## REQUIREMENTS
Print all of the entries exactly, minus the pictures.

::: MATERIAL FOR THE TASK

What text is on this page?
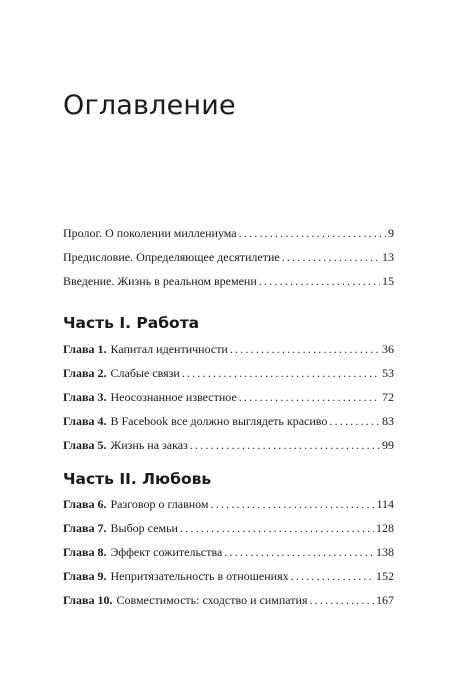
Оглавление
Пролог. О поколении миллениума .....	9
Предисловие. Определяющее десятилетие .....	13
Введение. Жизнь в реальном времени .....	15
Часть I. Работа
Глава 1. Капитал идентичности .....	36
Глава 2. Слабые связи .....	53
Глава 3. Неосознанное известное .....	72
Глава 4. В Facebook все должно выглядеть красиво .....	83
Глава 5. Жизнь на заказ .....	99
Часть II. Любовь
Глава 6. Разговор о главном .....	114
Глава 7. Выбор семьи .....	128
Глава 8. Эффект сожительства .....	138
Глава 9. Непритязательность в отношениях .....	152
Глава 10. Совместимость: сходство и симпатия .....	167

::::::

## WRITTEN ANSWER
What text is on this page?
Оглавление
Пролог. О поколении миллениума .....	9
Предисловие. Определяющее десятилетие .....	13
Введение. Жизнь в реальном времени .....	15
Часть I. Работа
Глава 1. Капитал идентичности .....	36
Глава 2. Слабые связи .....	53
Глава 3. Неосознанное известное .....	72
Глава 4. В Facebook все должно выглядеть красиво .....	83
Глава 5. Жизнь на заказ .....	99
Часть II. Любовь
Глава 6. Разговор о главном .....	114
Глава 7. Выбор семьи .....	128
Глава 8. Эффект сожительства .....	138
Глава 9. Непритязательность в отношениях .....	152
Глава 10. Совместимость: сходство и симпатия .....	167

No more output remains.